Return the rows below line for line, without any change, but leave out the pictures.

**Data**
— begin —

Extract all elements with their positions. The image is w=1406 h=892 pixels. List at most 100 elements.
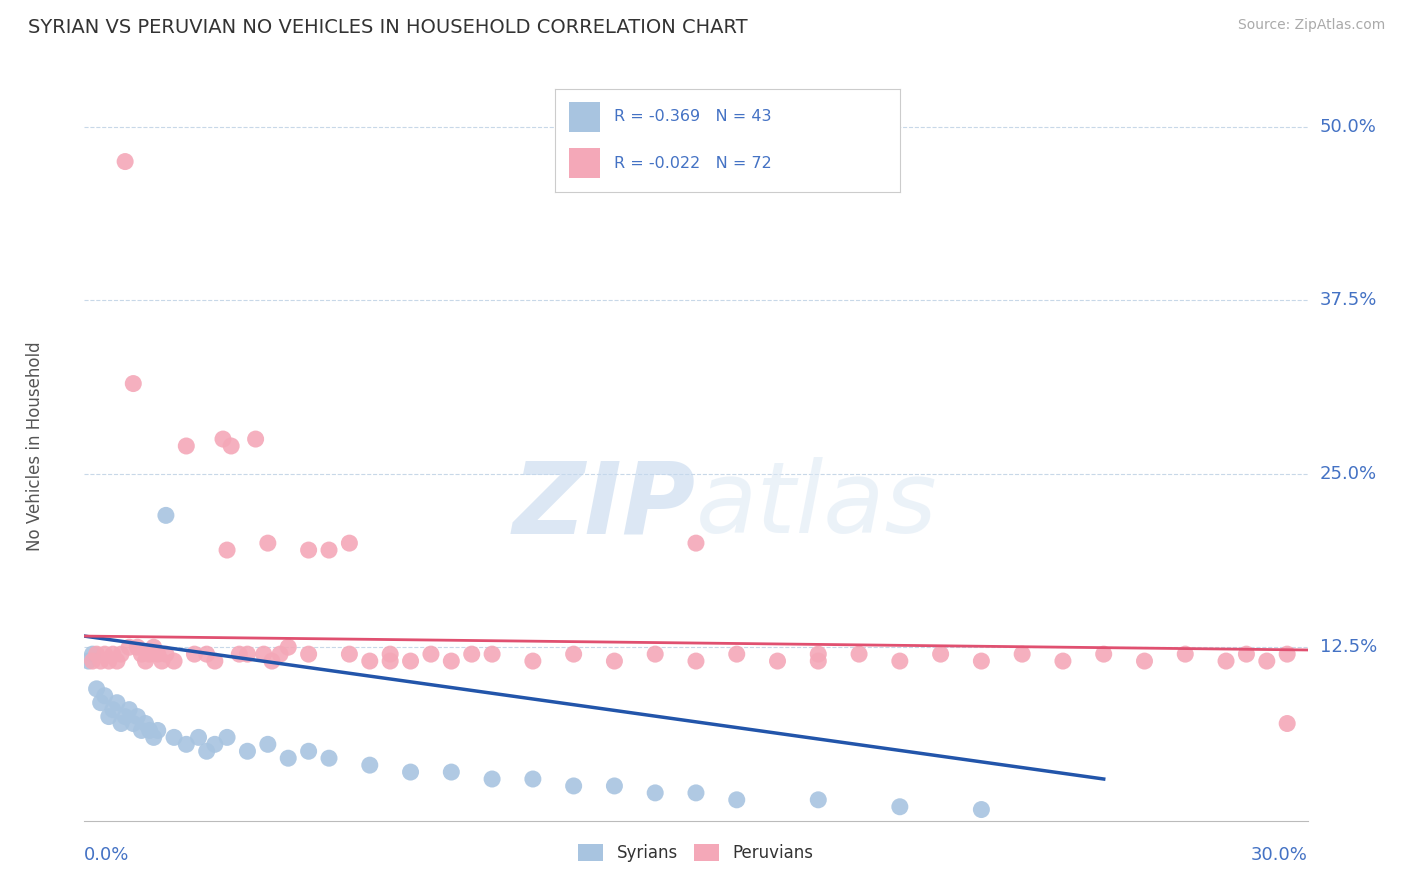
Point bbox=[212, 432, 235, 446]
Point bbox=[481, 772, 503, 786]
Point bbox=[380, 654, 402, 668]
Point bbox=[359, 654, 381, 668]
Point bbox=[101, 703, 124, 717]
Point bbox=[603, 779, 626, 793]
Point bbox=[562, 647, 585, 661]
Point bbox=[127, 640, 149, 655]
Point bbox=[236, 647, 259, 661]
Point bbox=[603, 654, 626, 668]
Point bbox=[1256, 654, 1278, 668]
Point bbox=[685, 536, 707, 550]
FancyBboxPatch shape bbox=[569, 102, 600, 132]
Text: 50.0%: 50.0% bbox=[1320, 118, 1376, 136]
Point bbox=[138, 647, 160, 661]
Point bbox=[1277, 716, 1299, 731]
Point bbox=[97, 709, 120, 723]
Point bbox=[142, 731, 165, 745]
Point bbox=[150, 654, 173, 668]
Point bbox=[1236, 647, 1258, 661]
Point bbox=[217, 731, 239, 745]
Point bbox=[114, 709, 136, 723]
Point bbox=[90, 654, 112, 668]
Point bbox=[970, 654, 993, 668]
Point bbox=[725, 793, 748, 807]
Point bbox=[118, 640, 141, 655]
Point bbox=[183, 647, 205, 661]
Point bbox=[142, 640, 165, 655]
Point bbox=[1092, 647, 1115, 661]
Point bbox=[807, 647, 830, 661]
Text: 0.0%: 0.0% bbox=[84, 846, 129, 863]
Point bbox=[339, 536, 361, 550]
Point bbox=[105, 654, 128, 668]
Point bbox=[204, 737, 226, 751]
Text: R = -0.369   N = 43: R = -0.369 N = 43 bbox=[614, 110, 772, 124]
Point bbox=[644, 647, 666, 661]
Point bbox=[77, 654, 100, 668]
Point bbox=[135, 654, 157, 668]
Point bbox=[380, 647, 402, 661]
FancyBboxPatch shape bbox=[569, 148, 600, 178]
Point bbox=[93, 647, 115, 661]
Text: 30.0%: 30.0% bbox=[1251, 846, 1308, 863]
Point bbox=[82, 647, 104, 661]
Point bbox=[766, 654, 789, 668]
Point bbox=[399, 765, 422, 780]
Text: 12.5%: 12.5% bbox=[1320, 638, 1376, 657]
Point bbox=[146, 647, 169, 661]
Point bbox=[889, 654, 911, 668]
Point bbox=[1174, 647, 1197, 661]
Point bbox=[93, 689, 115, 703]
Point bbox=[725, 647, 748, 661]
Point bbox=[195, 744, 218, 758]
Point bbox=[174, 737, 197, 751]
Point bbox=[440, 765, 463, 780]
Point bbox=[138, 723, 160, 738]
Text: R = -0.022   N = 72: R = -0.022 N = 72 bbox=[614, 155, 772, 170]
Point bbox=[105, 696, 128, 710]
Text: No Vehicles in Household: No Vehicles in Household bbox=[27, 341, 45, 551]
Point bbox=[118, 703, 141, 717]
Point bbox=[399, 654, 422, 668]
Point bbox=[1133, 654, 1156, 668]
Point bbox=[86, 647, 108, 661]
Point bbox=[848, 647, 870, 661]
Text: Source: ZipAtlas.com: Source: ZipAtlas.com bbox=[1237, 18, 1385, 32]
Point bbox=[90, 696, 112, 710]
Point bbox=[685, 654, 707, 668]
Point bbox=[253, 647, 276, 661]
Point bbox=[298, 543, 321, 558]
Point bbox=[110, 647, 132, 661]
Point bbox=[1215, 654, 1237, 668]
Point bbox=[204, 654, 226, 668]
Point bbox=[155, 647, 177, 661]
Point bbox=[257, 536, 280, 550]
Point bbox=[339, 647, 361, 661]
Point bbox=[260, 654, 283, 668]
Point bbox=[131, 723, 153, 738]
Point bbox=[1052, 654, 1074, 668]
Point bbox=[440, 654, 463, 668]
Legend: Syrians, Peruvians: Syrians, Peruvians bbox=[571, 837, 821, 869]
Point bbox=[298, 647, 321, 661]
Point bbox=[277, 751, 299, 765]
Point bbox=[245, 432, 267, 446]
Point bbox=[481, 647, 503, 661]
Point bbox=[298, 744, 321, 758]
Point bbox=[155, 508, 177, 523]
Point bbox=[82, 654, 104, 668]
Text: ZIP: ZIP bbox=[513, 458, 696, 555]
Point bbox=[1277, 647, 1299, 661]
Point bbox=[122, 716, 145, 731]
Point bbox=[114, 154, 136, 169]
Point bbox=[187, 731, 209, 745]
Point bbox=[228, 647, 250, 661]
Point bbox=[131, 647, 153, 661]
Text: 25.0%: 25.0% bbox=[1320, 465, 1376, 483]
Point bbox=[461, 647, 484, 661]
Text: SYRIAN VS PERUVIAN NO VEHICLES IN HOUSEHOLD CORRELATION CHART: SYRIAN VS PERUVIAN NO VEHICLES IN HOUSEH… bbox=[28, 18, 748, 37]
Point bbox=[522, 772, 544, 786]
Point bbox=[86, 681, 108, 696]
Point bbox=[318, 751, 340, 765]
Point bbox=[122, 376, 145, 391]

— end —

**Correct answer**
Extract all elements with their positions. The image is w=1406 h=892 pixels. List at most 100 elements.
Point bbox=[212, 432, 235, 446]
Point bbox=[481, 772, 503, 786]
Point bbox=[380, 654, 402, 668]
Point bbox=[359, 654, 381, 668]
Point bbox=[101, 703, 124, 717]
Point bbox=[603, 779, 626, 793]
Point bbox=[562, 647, 585, 661]
Point bbox=[127, 640, 149, 655]
Point bbox=[236, 647, 259, 661]
Point bbox=[603, 654, 626, 668]
Point bbox=[1256, 654, 1278, 668]
Point bbox=[685, 536, 707, 550]
FancyBboxPatch shape bbox=[569, 102, 600, 132]
Text: 50.0%: 50.0% bbox=[1320, 118, 1376, 136]
Point bbox=[138, 647, 160, 661]
Point bbox=[1277, 716, 1299, 731]
Point bbox=[97, 709, 120, 723]
Point bbox=[142, 731, 165, 745]
Point bbox=[150, 654, 173, 668]
Point bbox=[1236, 647, 1258, 661]
Point bbox=[217, 731, 239, 745]
Point bbox=[114, 709, 136, 723]
Point bbox=[90, 654, 112, 668]
Point bbox=[970, 654, 993, 668]
Point bbox=[725, 793, 748, 807]
Point bbox=[118, 640, 141, 655]
Point bbox=[183, 647, 205, 661]
Point bbox=[142, 640, 165, 655]
Point bbox=[1092, 647, 1115, 661]
Point bbox=[807, 647, 830, 661]
Text: 0.0%: 0.0% bbox=[84, 846, 129, 863]
Point bbox=[339, 536, 361, 550]
Point bbox=[105, 654, 128, 668]
Point bbox=[204, 737, 226, 751]
Text: R = -0.369   N = 43: R = -0.369 N = 43 bbox=[614, 110, 772, 124]
Point bbox=[644, 647, 666, 661]
Point bbox=[77, 654, 100, 668]
Point bbox=[135, 654, 157, 668]
Point bbox=[380, 647, 402, 661]
FancyBboxPatch shape bbox=[569, 148, 600, 178]
Point bbox=[93, 647, 115, 661]
Text: 30.0%: 30.0% bbox=[1251, 846, 1308, 863]
Point bbox=[82, 647, 104, 661]
Point bbox=[766, 654, 789, 668]
Point bbox=[399, 765, 422, 780]
Text: 12.5%: 12.5% bbox=[1320, 638, 1376, 657]
Point bbox=[146, 647, 169, 661]
Point bbox=[889, 654, 911, 668]
Point bbox=[1174, 647, 1197, 661]
Point bbox=[93, 689, 115, 703]
Point bbox=[725, 647, 748, 661]
Point bbox=[195, 744, 218, 758]
Point bbox=[174, 737, 197, 751]
Point bbox=[440, 765, 463, 780]
Point bbox=[138, 723, 160, 738]
Text: R = -0.022   N = 72: R = -0.022 N = 72 bbox=[614, 155, 772, 170]
Point bbox=[105, 696, 128, 710]
Text: No Vehicles in Household: No Vehicles in Household bbox=[27, 341, 45, 551]
Point bbox=[118, 703, 141, 717]
Point bbox=[399, 654, 422, 668]
Point bbox=[1133, 654, 1156, 668]
Point bbox=[86, 647, 108, 661]
Point bbox=[848, 647, 870, 661]
Text: Source: ZipAtlas.com: Source: ZipAtlas.com bbox=[1237, 18, 1385, 32]
Point bbox=[90, 696, 112, 710]
Point bbox=[685, 654, 707, 668]
Point bbox=[253, 647, 276, 661]
Point bbox=[298, 543, 321, 558]
Point bbox=[110, 647, 132, 661]
Point bbox=[1215, 654, 1237, 668]
Point bbox=[204, 654, 226, 668]
Point bbox=[155, 647, 177, 661]
Point bbox=[257, 536, 280, 550]
Point bbox=[339, 647, 361, 661]
Point bbox=[260, 654, 283, 668]
Point bbox=[131, 723, 153, 738]
Point bbox=[1052, 654, 1074, 668]
Point bbox=[440, 654, 463, 668]
Legend: Syrians, Peruvians: Syrians, Peruvians bbox=[571, 837, 821, 869]
Point bbox=[298, 647, 321, 661]
Point bbox=[277, 751, 299, 765]
Point bbox=[245, 432, 267, 446]
Point bbox=[481, 647, 503, 661]
Point bbox=[298, 744, 321, 758]
Point bbox=[155, 508, 177, 523]
Point bbox=[82, 654, 104, 668]
Text: ZIP: ZIP bbox=[513, 458, 696, 555]
Point bbox=[1277, 647, 1299, 661]
Point bbox=[122, 716, 145, 731]
Point bbox=[114, 154, 136, 169]
Point bbox=[187, 731, 209, 745]
Point bbox=[228, 647, 250, 661]
Point bbox=[131, 647, 153, 661]
Text: 25.0%: 25.0% bbox=[1320, 465, 1376, 483]
Point bbox=[461, 647, 484, 661]
Text: SYRIAN VS PERUVIAN NO VEHICLES IN HOUSEHOLD CORRELATION CHART: SYRIAN VS PERUVIAN NO VEHICLES IN HOUSEH… bbox=[28, 18, 748, 37]
Point bbox=[522, 772, 544, 786]
Point bbox=[86, 681, 108, 696]
Point bbox=[318, 751, 340, 765]
Point bbox=[122, 376, 145, 391]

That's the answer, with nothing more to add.